:: PROBLEM DESCRIPTION ::
Report every line in the listing that contains the string "ABC中".

-------- MATERIAL FOR THIS TASK --------

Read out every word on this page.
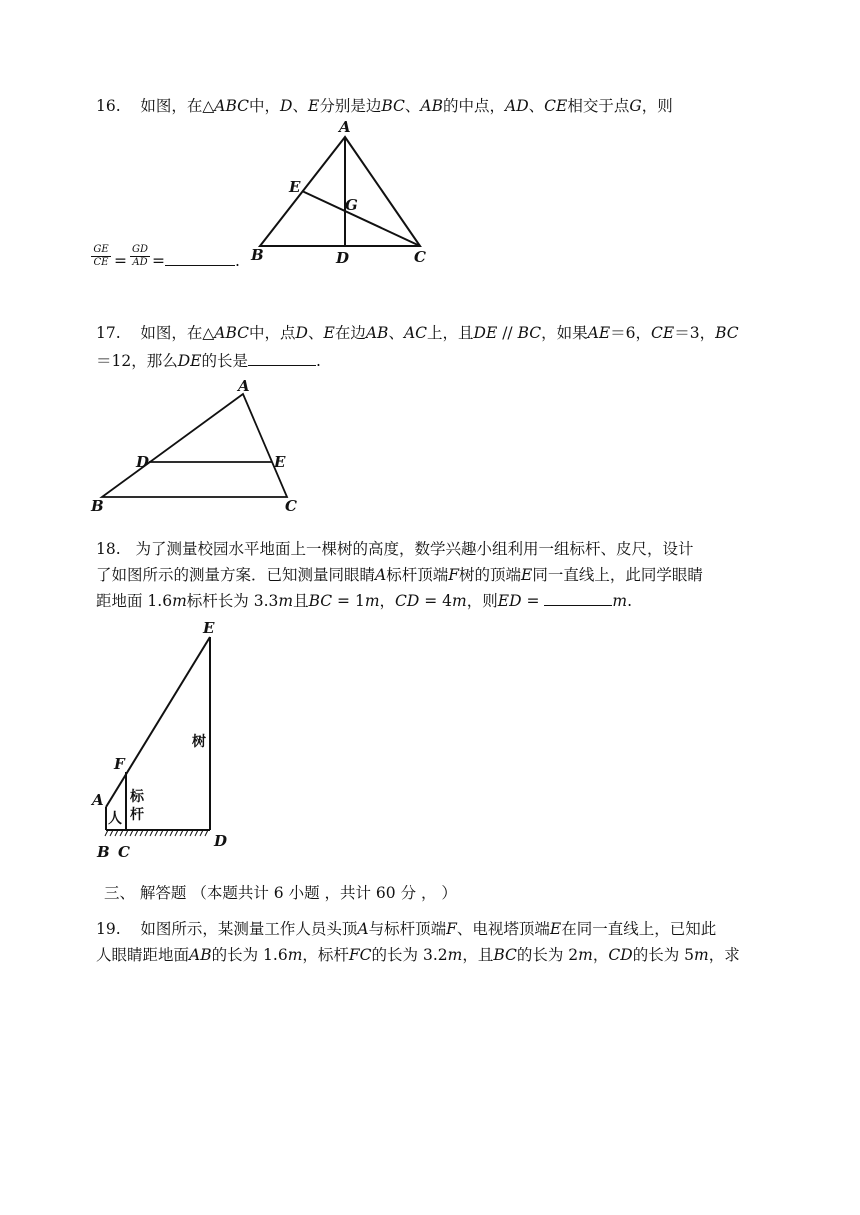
16. 如图，在△ABC中，D、E分别是边BC、AB的中点，AD、CE相交于点G，则
$\frac{GE}{CE} = \frac{GD}{AD}$ =	.
A
B	C
D
E
G
17. 如图，在△ABC中，点D、E在边AB、AC上，且DE // BC，如果AE＝6，CE＝3，BC
＝12，那么DE的长是	.
A
B	C
D	E
18. 为了测量校园水平地面上一棵树的高度，数学兴趣小组利用一组标杆、皮尺，设计
了如图所示的测量方案．已知测量同眼睛A标杆顶端F树的顶端E同一直线上，此同学眼睛
距地面 1.6m标杆长为 3.3m且BC = 1m，CD = 4m，则ED =	m.
E
F
A
B C
D
树
标
杆
人
三、 解答题 （本题共计 6 小题 ，共计 60 分 ， ）
19. 如图所示，某测量工作人员头顶A与标杆顶端F、电视塔顶端E在同一直线上，已知此
人眼睛距地面AB的长为 1.6m，标杆FC的长为 3.2m，且BC的长为 2m，CD的长为 5m，求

--------

:: SOLUTION FOR THIS EXERCISE ::
16. 如图，在△ABC中，D、E分别是边BC、AB的中点，AD、CE相交于点G，则
17. 如图，在△ABC中，点D、E在边AB、AC上，且DE // BC，如果AE＝6，CE＝3，BC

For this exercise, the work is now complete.